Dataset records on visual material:
━━━━

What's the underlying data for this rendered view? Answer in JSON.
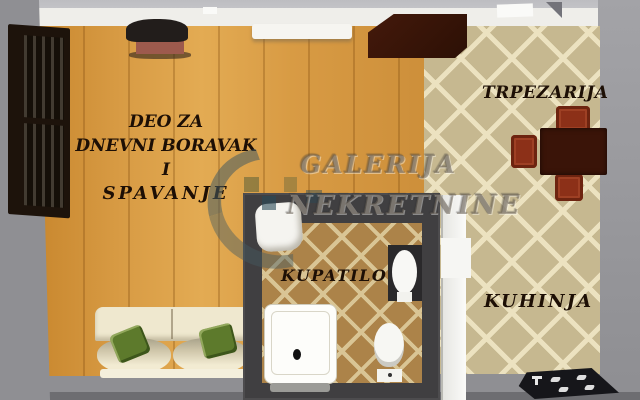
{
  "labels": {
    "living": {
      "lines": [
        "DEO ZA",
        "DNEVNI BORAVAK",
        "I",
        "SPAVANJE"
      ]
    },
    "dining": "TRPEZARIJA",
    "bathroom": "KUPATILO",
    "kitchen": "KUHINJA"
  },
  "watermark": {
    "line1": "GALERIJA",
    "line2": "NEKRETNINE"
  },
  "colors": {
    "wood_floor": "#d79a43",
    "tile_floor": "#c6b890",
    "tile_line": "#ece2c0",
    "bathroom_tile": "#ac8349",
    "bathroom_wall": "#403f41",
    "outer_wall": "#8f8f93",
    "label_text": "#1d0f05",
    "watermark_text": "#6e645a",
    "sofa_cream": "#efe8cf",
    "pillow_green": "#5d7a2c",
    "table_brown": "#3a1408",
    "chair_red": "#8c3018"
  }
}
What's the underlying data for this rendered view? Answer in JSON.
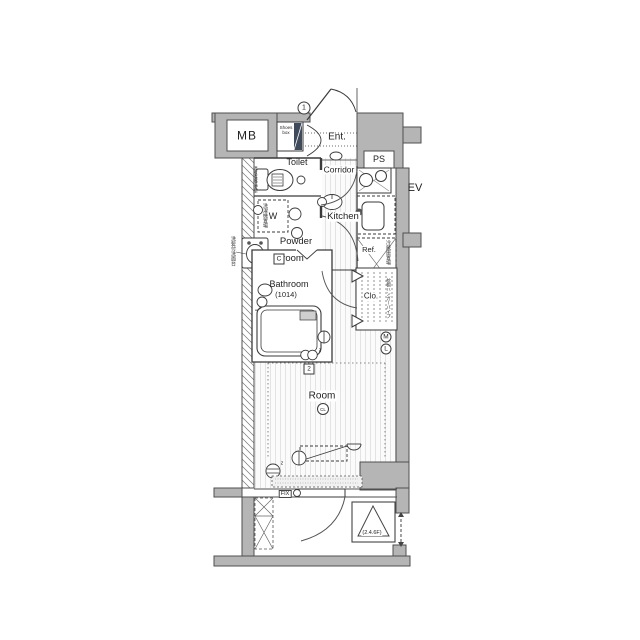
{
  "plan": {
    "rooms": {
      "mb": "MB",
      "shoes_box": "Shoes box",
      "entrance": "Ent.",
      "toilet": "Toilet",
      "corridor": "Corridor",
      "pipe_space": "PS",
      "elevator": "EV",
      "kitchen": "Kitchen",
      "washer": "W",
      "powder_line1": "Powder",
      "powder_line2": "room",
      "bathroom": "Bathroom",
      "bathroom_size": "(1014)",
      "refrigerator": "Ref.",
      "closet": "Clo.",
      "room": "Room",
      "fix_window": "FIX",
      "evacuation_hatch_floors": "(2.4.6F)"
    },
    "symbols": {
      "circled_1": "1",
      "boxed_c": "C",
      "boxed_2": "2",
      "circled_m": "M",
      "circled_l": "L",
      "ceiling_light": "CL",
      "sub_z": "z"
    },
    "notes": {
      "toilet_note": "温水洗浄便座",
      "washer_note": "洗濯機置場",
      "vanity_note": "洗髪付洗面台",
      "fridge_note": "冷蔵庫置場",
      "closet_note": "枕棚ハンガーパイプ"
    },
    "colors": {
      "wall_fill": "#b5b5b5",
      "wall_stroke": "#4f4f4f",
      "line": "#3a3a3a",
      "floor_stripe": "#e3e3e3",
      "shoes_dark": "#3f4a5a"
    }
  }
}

━━━━

GIVEN TASK: Extract the text of all the records above verbatim, excluding pictures.

TASK RESPONSE:
What's the underlying data for this rendered view? Answer in JSON.
{
  "labels": {
    "living": {
      "lines": [
        "DEO ZA",
        "DNEVNI BORAVAK",
        "I",
        "SPAVANJE"
      ]
    },
    "dining": "TRPEZARIJA",
    "bathroom": "KUPATILO",
    "kitchen": "KUHINJA"
  },
  "watermark": {
    "line1": "GALERIJA",
    "line2": "NEKRETNINE"
  },
  "colors": {
    "wood_floor": "#d79a43",
    "tile_floor": "#c6b890",
    "tile_line": "#ece2c0",
    "bathroom_tile": "#ac8349",
    "bathroom_wall": "#403f41",
    "outer_wall": "#8f8f93",
    "label_text": "#1d0f05",
    "watermark_text": "#6e645a",
    "sofa_cream": "#efe8cf",
    "pillow_green": "#5d7a2c",
    "table_brown": "#3a1408",
    "chair_red": "#8c3018"
  }
}
What's the underlying data for this rendered view? Answer in JSON.
{
  "plan": {
    "rooms": {
      "mb": "MB",
      "shoes_box": "Shoes box",
      "entrance": "Ent.",
      "toilet": "Toilet",
      "corridor": "Corridor",
      "pipe_space": "PS",
      "elevator": "EV",
      "kitchen": "Kitchen",
      "washer": "W",
      "powder_line1": "Powder",
      "powder_line2": "room",
      "bathroom": "Bathroom",
      "bathroom_size": "(1014)",
      "refrigerator": "Ref.",
      "closet": "Clo.",
      "room": "Room",
      "fix_window": "FIX",
      "evacuation_hatch_floors": "(2.4.6F)"
    },
    "symbols": {
      "circled_1": "1",
      "boxed_c": "C",
      "boxed_2": "2",
      "circled_m": "M",
      "circled_l": "L",
      "ceiling_light": "CL",
      "sub_z": "z"
    },
    "notes": {
      "toilet_note": "温水洗浄便座",
      "washer_note": "洗濯機置場",
      "vanity_note": "洗髪付洗面台",
      "fridge_note": "冷蔵庫置場",
      "closet_note": "枕棚ハンガーパイプ"
    },
    "colors": {
      "wall_fill": "#b5b5b5",
      "wall_stroke": "#4f4f4f",
      "line": "#3a3a3a",
      "floor_stripe": "#e3e3e3",
      "shoes_dark": "#3f4a5a"
    }
  }
}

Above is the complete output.